Required task: Skip the pictures and repeat each line of the data exactly.

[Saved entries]
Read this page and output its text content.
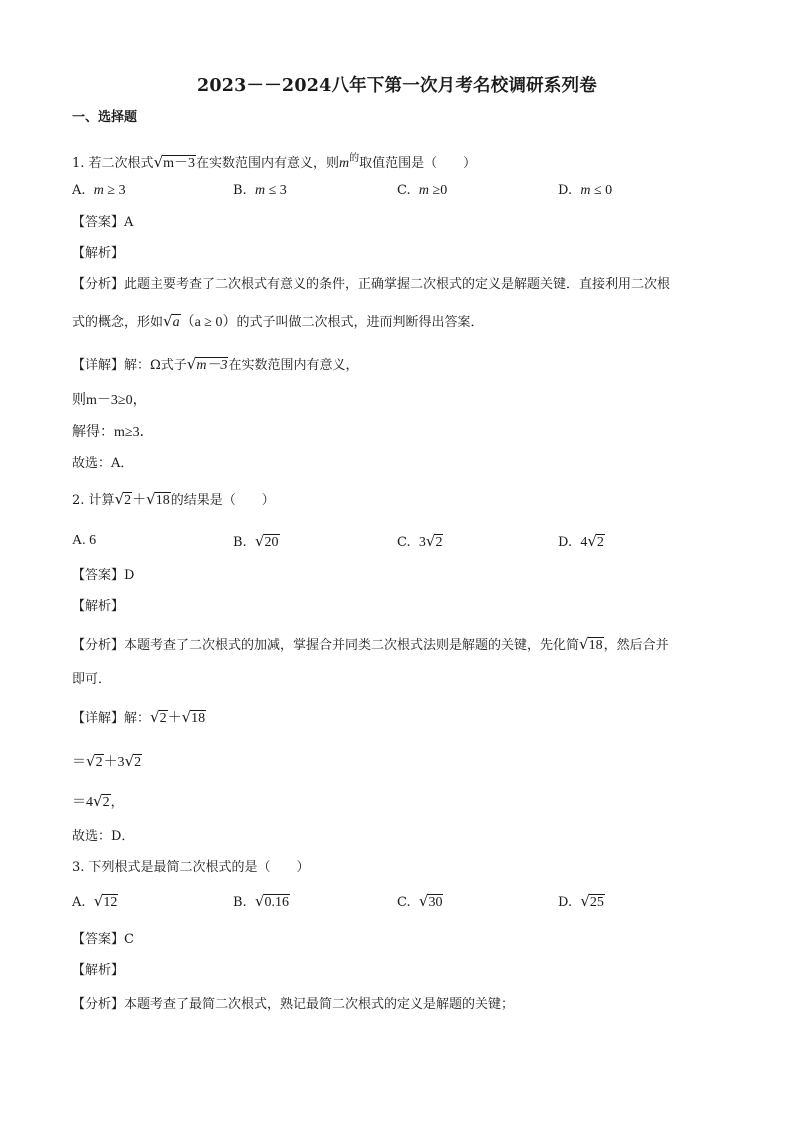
2023－－2024八年下第一次月考名校调研系列卷
一、选择题
1. 若二次根式√m－3在实数范围内有意义，则$m^的$取值范围是（　　）
A. m ≥ 3	B. m ≤ 3	C. m ≥0	D. m ≤ 0
【答案】A
【解析】
【分析】此题主要考查了二次根式有意义的条件，正确掌握二次根式的定义是解题关键．直接利用二次根
式的概念，形如√a（a ≥ 0）的式子叫做二次根式，进而判断得出答案．
【详解】解：Ω式子√m－3在实数范围内有意义，
则m－3≥0，
解得：m≥3．
故选：A．
2. 计算√2＋√18的结果是（　　）
A. 6	B. √20	C. 3√2	D. 4√2
【答案】D
【解析】
【分析】本题考查了二次根式的加减，掌握合并同类二次根式法则是解题的关键，先化简√18，然后合并
即可．
【详解】解：√2＋√18
＝√2＋3√2
＝4√2，
故选：D．
3. 下列根式是最简二次根式的是（　　）
A. √12	B. √0.16	C. √30	D. √25
【答案】C
【解析】
【分析】本题考查了最简二次根式，熟记最简二次根式的定义是解题的关键；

Complete answer:
Read this page and output its text content.
2023－－2024八年下第一次月考名校调研系列卷
一、选择题
1. 若二次根式√m－3在实数范围内有意义，则$m^的$取值范围是（　　）
A. m ≥ 3	B. m ≤ 3	C. m ≥0	D. m ≤ 0
【答案】A
【解析】
【分析】此题主要考查了二次根式有意义的条件，正确掌握二次根式的定义是解题关键．直接利用二次根
式的概念，形如√a（a ≥ 0）的式子叫做二次根式，进而判断得出答案．
【详解】解：Ω式子√m－3在实数范围内有意义，
则m－3≥0，
解得：m≥3．
故选：A．
2. 计算√2＋√18的结果是（　　）
A. 6	B. √20	C. 3√2	D. 4√2
【答案】D
【解析】
【分析】本题考查了二次根式的加减，掌握合并同类二次根式法则是解题的关键，先化简√18，然后合并
即可．
【详解】解：√2＋√18
＝√2＋3√2
＝4√2，
故选：D．
3. 下列根式是最简二次根式的是（　　）
A. √12	B. √0.16	C. √30	D. √25
【答案】C
【解析】
【分析】本题考查了最简二次根式，熟记最简二次根式的定义是解题的关键；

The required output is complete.